• Collected data entries:
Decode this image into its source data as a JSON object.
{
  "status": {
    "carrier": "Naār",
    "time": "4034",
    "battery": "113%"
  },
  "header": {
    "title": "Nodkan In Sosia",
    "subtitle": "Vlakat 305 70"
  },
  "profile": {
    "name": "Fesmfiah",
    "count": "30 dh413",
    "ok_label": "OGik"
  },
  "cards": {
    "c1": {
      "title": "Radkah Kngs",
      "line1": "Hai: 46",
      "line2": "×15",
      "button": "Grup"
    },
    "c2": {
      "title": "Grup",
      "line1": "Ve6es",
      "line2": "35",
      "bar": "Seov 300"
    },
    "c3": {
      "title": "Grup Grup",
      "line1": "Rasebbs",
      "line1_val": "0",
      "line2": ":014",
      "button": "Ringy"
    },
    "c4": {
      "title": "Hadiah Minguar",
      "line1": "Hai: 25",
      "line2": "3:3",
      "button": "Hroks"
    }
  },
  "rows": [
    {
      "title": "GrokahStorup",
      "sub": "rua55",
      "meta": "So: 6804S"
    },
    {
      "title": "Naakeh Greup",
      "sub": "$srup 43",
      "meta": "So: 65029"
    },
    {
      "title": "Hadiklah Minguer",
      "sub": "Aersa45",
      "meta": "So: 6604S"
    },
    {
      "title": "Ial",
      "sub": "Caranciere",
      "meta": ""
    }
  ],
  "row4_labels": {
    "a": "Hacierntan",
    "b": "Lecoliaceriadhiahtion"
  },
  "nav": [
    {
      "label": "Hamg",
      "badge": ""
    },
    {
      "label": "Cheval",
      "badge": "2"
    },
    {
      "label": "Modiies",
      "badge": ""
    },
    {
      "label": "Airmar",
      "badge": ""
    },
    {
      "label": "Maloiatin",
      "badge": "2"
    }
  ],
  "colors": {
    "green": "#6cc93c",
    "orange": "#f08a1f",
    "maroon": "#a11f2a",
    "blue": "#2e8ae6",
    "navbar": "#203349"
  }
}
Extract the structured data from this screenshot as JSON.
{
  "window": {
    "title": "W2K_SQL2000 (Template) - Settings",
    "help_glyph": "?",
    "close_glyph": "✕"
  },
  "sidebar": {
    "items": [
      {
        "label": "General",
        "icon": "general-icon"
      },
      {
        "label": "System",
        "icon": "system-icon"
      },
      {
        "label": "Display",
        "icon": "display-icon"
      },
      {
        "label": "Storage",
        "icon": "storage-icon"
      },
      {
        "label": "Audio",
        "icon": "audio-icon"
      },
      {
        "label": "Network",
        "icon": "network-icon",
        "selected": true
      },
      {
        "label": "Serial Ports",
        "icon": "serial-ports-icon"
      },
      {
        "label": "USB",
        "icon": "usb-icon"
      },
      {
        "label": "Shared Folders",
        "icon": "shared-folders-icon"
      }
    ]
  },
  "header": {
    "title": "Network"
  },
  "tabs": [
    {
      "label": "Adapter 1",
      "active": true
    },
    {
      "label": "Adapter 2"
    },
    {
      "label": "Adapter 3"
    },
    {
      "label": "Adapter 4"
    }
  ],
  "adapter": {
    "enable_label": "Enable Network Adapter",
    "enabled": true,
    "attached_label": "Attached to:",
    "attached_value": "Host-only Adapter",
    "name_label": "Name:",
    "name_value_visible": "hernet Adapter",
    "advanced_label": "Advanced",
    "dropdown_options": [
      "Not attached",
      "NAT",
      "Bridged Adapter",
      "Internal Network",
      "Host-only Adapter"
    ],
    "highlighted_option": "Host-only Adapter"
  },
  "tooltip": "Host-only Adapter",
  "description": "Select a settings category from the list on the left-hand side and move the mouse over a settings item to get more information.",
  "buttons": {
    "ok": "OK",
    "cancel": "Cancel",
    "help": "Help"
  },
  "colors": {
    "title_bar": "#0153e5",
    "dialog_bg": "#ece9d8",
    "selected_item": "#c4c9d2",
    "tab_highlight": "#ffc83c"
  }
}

• Objective:
Quote all of the entries exactly as they appear.

• Reply to the task:
Decode this image into its source data as a JSON object.
{
  "status": {
    "carrier": "Naār",
    "time": "4034",
    "battery": "113%"
  },
  "header": {
    "title": "Nodkan In Sosia",
    "subtitle": "Vlakat 305 70"
  },
  "profile": {
    "name": "Fesmfiah",
    "count": "30 dh413",
    "ok_label": "OGik"
  },
  "cards": {
    "c1": {
      "title": "Radkah Kngs",
      "line1": "Hai: 46",
      "line2": "×15",
      "button": "Grup"
    },
    "c2": {
      "title": "Grup",
      "line1": "Ve6es",
      "line2": "35",
      "bar": "Seov 300"
    },
    "c3": {
      "title": "Grup Grup",
      "line1": "Rasebbs",
      "line1_val": "0",
      "line2": ":014",
      "button": "Ringy"
    },
    "c4": {
      "title": "Hadiah Minguar",
      "line1": "Hai: 25",
      "line2": "3:3",
      "button": "Hroks"
    }
  },
  "rows": [
    {
      "title": "GrokahStorup",
      "sub": "rua55",
      "meta": "So: 6804S"
    },
    {
      "title": "Naakeh Greup",
      "sub": "$srup 43",
      "meta": "So: 65029"
    },
    {
      "title": "Hadiklah Minguer",
      "sub": "Aersa45",
      "meta": "So: 6604S"
    },
    {
      "title": "Ial",
      "sub": "Caranciere",
      "meta": ""
    }
  ],
  "row4_labels": {
    "a": "Hacierntan",
    "b": "Lecoliaceriadhiahtion"
  },
  "nav": [
    {
      "label": "Hamg",
      "badge": ""
    },
    {
      "label": "Cheval",
      "badge": "2"
    },
    {
      "label": "Modiies",
      "badge": ""
    },
    {
      "label": "Airmar",
      "badge": ""
    },
    {
      "label": "Maloiatin",
      "badge": "2"
    }
  ],
  "colors": {
    "green": "#6cc93c",
    "orange": "#f08a1f",
    "maroon": "#a11f2a",
    "blue": "#2e8ae6",
    "navbar": "#203349"
  }
}
Extract the structured data from this screenshot as JSON.
{
  "window": {
    "title": "W2K_SQL2000 (Template) - Settings",
    "help_glyph": "?",
    "close_glyph": "✕"
  },
  "sidebar": {
    "items": [
      {
        "label": "General",
        "icon": "general-icon"
      },
      {
        "label": "System",
        "icon": "system-icon"
      },
      {
        "label": "Display",
        "icon": "display-icon"
      },
      {
        "label": "Storage",
        "icon": "storage-icon"
      },
      {
        "label": "Audio",
        "icon": "audio-icon"
      },
      {
        "label": "Network",
        "icon": "network-icon",
        "selected": true
      },
      {
        "label": "Serial Ports",
        "icon": "serial-ports-icon"
      },
      {
        "label": "USB",
        "icon": "usb-icon"
      },
      {
        "label": "Shared Folders",
        "icon": "shared-folders-icon"
      }
    ]
  },
  "header": {
    "title": "Network"
  },
  "tabs": [
    {
      "label": "Adapter 1",
      "active": true
    },
    {
      "label": "Adapter 2"
    },
    {
      "label": "Adapter 3"
    },
    {
      "label": "Adapter 4"
    }
  ],
  "adapter": {
    "enable_label": "Enable Network Adapter",
    "enabled": true,
    "attached_label": "Attached to:",
    "attached_value": "Host-only Adapter",
    "name_label": "Name:",
    "name_value_visible": "hernet Adapter",
    "advanced_label": "Advanced",
    "dropdown_options": [
      "Not attached",
      "NAT",
      "Bridged Adapter",
      "Internal Network",
      "Host-only Adapter"
    ],
    "highlighted_option": "Host-only Adapter"
  },
  "tooltip": "Host-only Adapter",
  "description": "Select a settings category from the list on the left-hand side and move the mouse over a settings item to get more information.",
  "buttons": {
    "ok": "OK",
    "cancel": "Cancel",
    "help": "Help"
  },
  "colors": {
    "title_bar": "#0153e5",
    "dialog_bg": "#ece9d8",
    "selected_item": "#c4c9d2",
    "tab_highlight": "#ffc83c"
  }
}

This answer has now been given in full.